(Figure record listings)
============================================================
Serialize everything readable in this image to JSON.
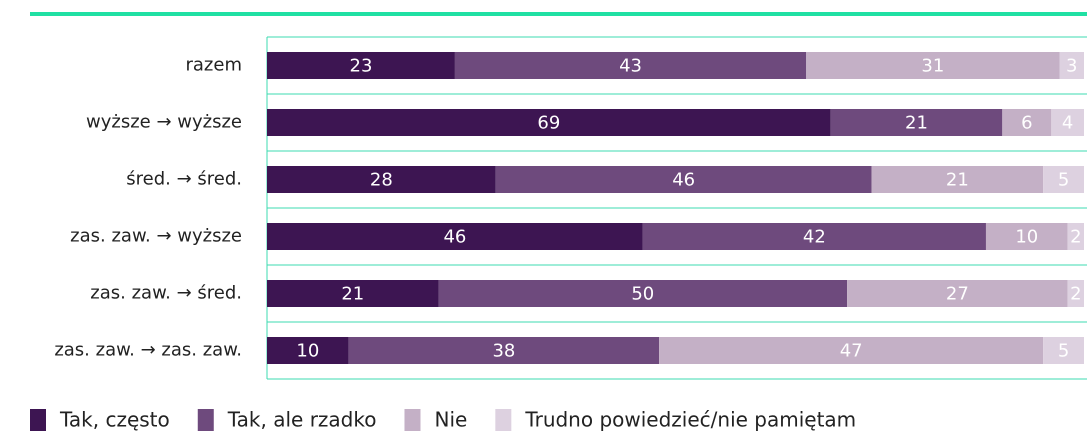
{
  "chart_data": {
    "type": "stacked_barh",
    "categories": [
      "razem",
      "wyższe → wyższe",
      "śred. → śred.",
      "zas. zaw. → wyższe",
      "zas. zaw. → śred.",
      "zas. zaw. → zas. zaw."
    ],
    "series": [
      {
        "name": "Tak, często",
        "color": "#3d1552",
        "values": [
          23,
          69,
          28,
          46,
          21,
          10
        ]
      },
      {
        "name": "Tak, ale rzadko",
        "color": "#6e4a7d",
        "values": [
          43,
          21,
          46,
          42,
          50,
          38
        ]
      },
      {
        "name": "Nie",
        "color": "#c4b0c6",
        "values": [
          31,
          6,
          21,
          10,
          27,
          47
        ]
      },
      {
        "name": "Trudno powiedzieć/nie pamiętam",
        "color": "#ddd1e0",
        "values": [
          3,
          4,
          5,
          2,
          2,
          5
        ]
      }
    ],
    "xlim": [
      0,
      100
    ]
  }
}
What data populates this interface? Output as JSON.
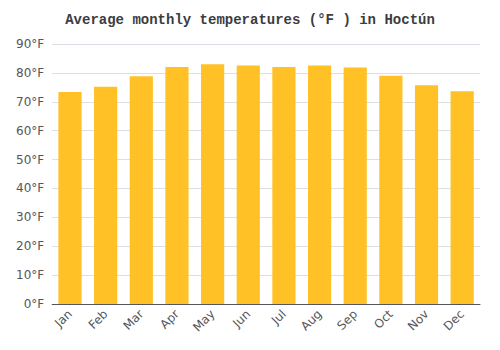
{
  "chart_data": {
    "type": "bar",
    "title": "Average monthly temperatures (°F ) in Hoctún",
    "categories": [
      "Jan",
      "Feb",
      "Mar",
      "Apr",
      "May",
      "Jun",
      "Jul",
      "Aug",
      "Sep",
      "Oct",
      "Nov",
      "Dec"
    ],
    "values": [
      73.4,
      75.2,
      78.8,
      82.0,
      83.0,
      82.6,
      82.0,
      82.6,
      81.9,
      79.0,
      75.7,
      73.6
    ],
    "color": "#FFC125",
    "ylim": [
      0,
      90
    ],
    "yticks": [
      {
        "value": 0,
        "label": "0°F"
      },
      {
        "value": 10,
        "label": "10°F"
      },
      {
        "value": 20,
        "label": "20°F"
      },
      {
        "value": 30,
        "label": "30°F"
      },
      {
        "value": 40,
        "label": "40°F"
      },
      {
        "value": 50,
        "label": "50°F"
      },
      {
        "value": 60,
        "label": "60°F"
      },
      {
        "value": 70,
        "label": "70°F"
      },
      {
        "value": 80,
        "label": "80°F"
      },
      {
        "value": 90,
        "label": "90°F"
      }
    ],
    "grid": true
  }
}
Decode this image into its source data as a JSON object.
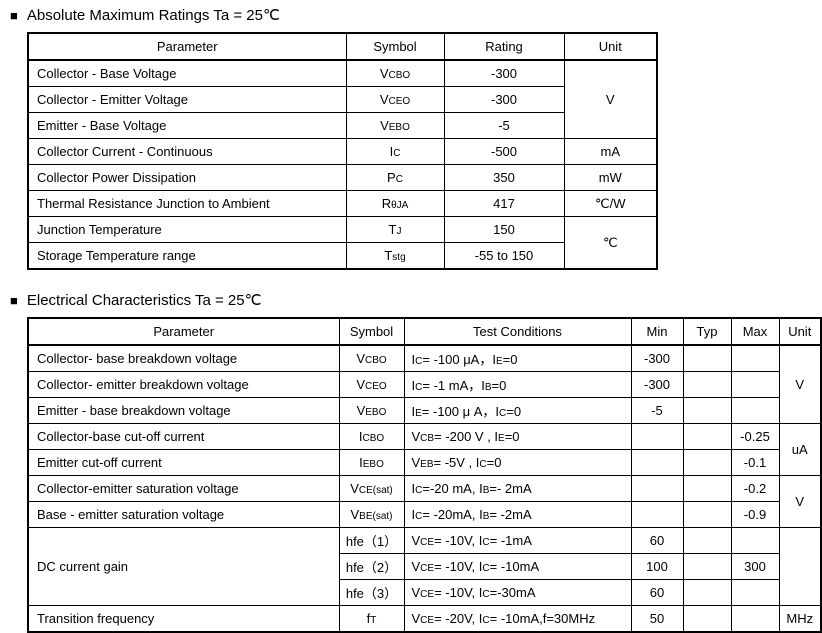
{
  "sections": {
    "abs": {
      "marker": "■",
      "title": "Absolute Maximum Ratings Ta = 25℃",
      "headers": {
        "parameter": "Parameter",
        "symbol": "Symbol",
        "rating": "Rating",
        "unit": "Unit"
      },
      "rows": [
        {
          "parameter": "Collector - Base Voltage",
          "symbol": [
            {
              "t": "V"
            },
            {
              "t": "CBO",
              "sub": true
            }
          ],
          "rating": "-300",
          "unit": "V"
        },
        {
          "parameter": "Collector - Emitter Voltage",
          "symbol": [
            {
              "t": "V"
            },
            {
              "t": "CEO",
              "sub": true
            }
          ],
          "rating": "-300"
        },
        {
          "parameter": "Emitter - Base Voltage",
          "symbol": [
            {
              "t": "V"
            },
            {
              "t": "EBO",
              "sub": true
            }
          ],
          "rating": "-5"
        },
        {
          "parameter": "Collector Current - Continuous",
          "symbol": [
            {
              "t": "I"
            },
            {
              "t": "C",
              "sub": true
            }
          ],
          "rating": "-500",
          "unit": "mA"
        },
        {
          "parameter": "Collector Power Dissipation",
          "symbol": [
            {
              "t": "P"
            },
            {
              "t": "C",
              "sub": true
            }
          ],
          "rating": "350",
          "unit": "mW"
        },
        {
          "parameter": "Thermal Resistance Junction to Ambient",
          "symbol": [
            {
              "t": "R"
            },
            {
              "t": "θJA",
              "sub": true
            }
          ],
          "rating": "417",
          "unit": "℃/W"
        },
        {
          "parameter": "Junction Temperature",
          "symbol": [
            {
              "t": "T"
            },
            {
              "t": "J",
              "sub": true
            }
          ],
          "rating": "150",
          "unit": "℃"
        },
        {
          "parameter": "Storage Temperature range",
          "symbol": [
            {
              "t": "T"
            },
            {
              "t": "stg",
              "sub": true
            }
          ],
          "rating": "-55 to 150"
        }
      ]
    },
    "elec": {
      "marker": "■",
      "title": "Electrical Characteristics Ta = 25℃",
      "headers": {
        "parameter": "Parameter",
        "symbol": "Symbol",
        "conditions": "Test Conditions",
        "min": "Min",
        "typ": "Typ",
        "max": "Max",
        "unit": "Unit"
      },
      "rows": [
        {
          "parameter": "Collector- base breakdown voltage",
          "symbol": [
            {
              "t": "V"
            },
            {
              "t": "CBO",
              "sub": true
            }
          ],
          "conditions": [
            {
              "t": "I"
            },
            {
              "t": "C",
              "sub": true
            },
            {
              "t": "= -100 μA，I"
            },
            {
              "t": "E",
              "sub": true
            },
            {
              "t": "=0"
            }
          ],
          "min": "-300",
          "typ": "",
          "max": "",
          "unit": "V"
        },
        {
          "parameter": "Collector- emitter breakdown voltage",
          "symbol": [
            {
              "t": "V"
            },
            {
              "t": "CEO",
              "sub": true
            }
          ],
          "conditions": [
            {
              "t": "I"
            },
            {
              "t": "C",
              "sub": true
            },
            {
              "t": "= -1 mA，I"
            },
            {
              "t": "B",
              "sub": true
            },
            {
              "t": "=0"
            }
          ],
          "min": "-300",
          "typ": "",
          "max": ""
        },
        {
          "parameter": "Emitter - base breakdown voltage",
          "symbol": [
            {
              "t": "V"
            },
            {
              "t": "EBO",
              "sub": true
            }
          ],
          "conditions": [
            {
              "t": "I"
            },
            {
              "t": "E",
              "sub": true
            },
            {
              "t": "= -100 μ A，I"
            },
            {
              "t": "C",
              "sub": true
            },
            {
              "t": "=0"
            }
          ],
          "min": "-5",
          "typ": "",
          "max": ""
        },
        {
          "parameter": "Collector-base cut-off current",
          "symbol": [
            {
              "t": "I"
            },
            {
              "t": "CBO",
              "sub": true
            }
          ],
          "conditions": [
            {
              "t": "V"
            },
            {
              "t": "CB",
              "sub": true
            },
            {
              "t": "= -200 V , I"
            },
            {
              "t": "E",
              "sub": true
            },
            {
              "t": "=0"
            }
          ],
          "min": "",
          "typ": "",
          "max": "-0.25",
          "unit": "uA"
        },
        {
          "parameter": "Emitter cut-off current",
          "symbol": [
            {
              "t": "I"
            },
            {
              "t": "EBO",
              "sub": true
            }
          ],
          "conditions": [
            {
              "t": "V"
            },
            {
              "t": "EB",
              "sub": true
            },
            {
              "t": "= -5V , I"
            },
            {
              "t": "C",
              "sub": true
            },
            {
              "t": "=0"
            }
          ],
          "min": "",
          "typ": "",
          "max": "-0.1"
        },
        {
          "parameter": "Collector-emitter saturation voltage",
          "symbol": [
            {
              "t": "V"
            },
            {
              "t": "CE(sat)",
              "sub": true
            }
          ],
          "conditions": [
            {
              "t": "I"
            },
            {
              "t": "C",
              "sub": true
            },
            {
              "t": "=-20 mA, I"
            },
            {
              "t": "B",
              "sub": true
            },
            {
              "t": "=- 2mA"
            }
          ],
          "min": "",
          "typ": "",
          "max": "-0.2",
          "unit": "V"
        },
        {
          "parameter": "Base - emitter saturation voltage",
          "symbol": [
            {
              "t": "V"
            },
            {
              "t": "BE(sat)",
              "sub": true
            }
          ],
          "conditions": [
            {
              "t": "I"
            },
            {
              "t": "C",
              "sub": true
            },
            {
              "t": "= -20mA, I"
            },
            {
              "t": "B",
              "sub": true
            },
            {
              "t": "= -2mA"
            }
          ],
          "min": "",
          "typ": "",
          "max": "-0.9"
        },
        {
          "parameter": "DC current gain",
          "symbol": [
            {
              "t": "hfe（1）"
            }
          ],
          "conditions": [
            {
              "t": "V"
            },
            {
              "t": "CE",
              "sub": true
            },
            {
              "t": "= -10V, I"
            },
            {
              "t": "C",
              "sub": true
            },
            {
              "t": "= -1mA"
            }
          ],
          "min": "60",
          "typ": "",
          "max": "",
          "unit": ""
        },
        {
          "symbol": [
            {
              "t": "hfe（2）"
            }
          ],
          "conditions": [
            {
              "t": "V"
            },
            {
              "t": "CE",
              "sub": true
            },
            {
              "t": "= -10V, I"
            },
            {
              "t": "C",
              "sub": true
            },
            {
              "t": "= -10mA"
            }
          ],
          "min": "100",
          "typ": "",
          "max": "300"
        },
        {
          "symbol": [
            {
              "t": "hfe（3）"
            }
          ],
          "conditions": [
            {
              "t": "V"
            },
            {
              "t": "CE",
              "sub": true
            },
            {
              "t": "= -10V, I"
            },
            {
              "t": "C",
              "sub": true
            },
            {
              "t": "=-30mA"
            }
          ],
          "min": "60",
          "typ": "",
          "max": ""
        },
        {
          "parameter": "Transition frequency",
          "symbol": [
            {
              "t": "f"
            },
            {
              "t": "T",
              "sub": true
            }
          ],
          "conditions": [
            {
              "t": "V"
            },
            {
              "t": "CE",
              "sub": true
            },
            {
              "t": "= -20V, I"
            },
            {
              "t": "C",
              "sub": true
            },
            {
              "t": "= -10mA,f=30MHz"
            }
          ],
          "min": "50",
          "typ": "",
          "max": "",
          "unit": "MHz"
        }
      ]
    }
  }
}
============================================================
*Task instructions*
Gather each line holding the string "Junction".

*Solution below*
          "parameter": "Thermal Resistance Junction to Ambient",
          "parameter": "Junction Temperature",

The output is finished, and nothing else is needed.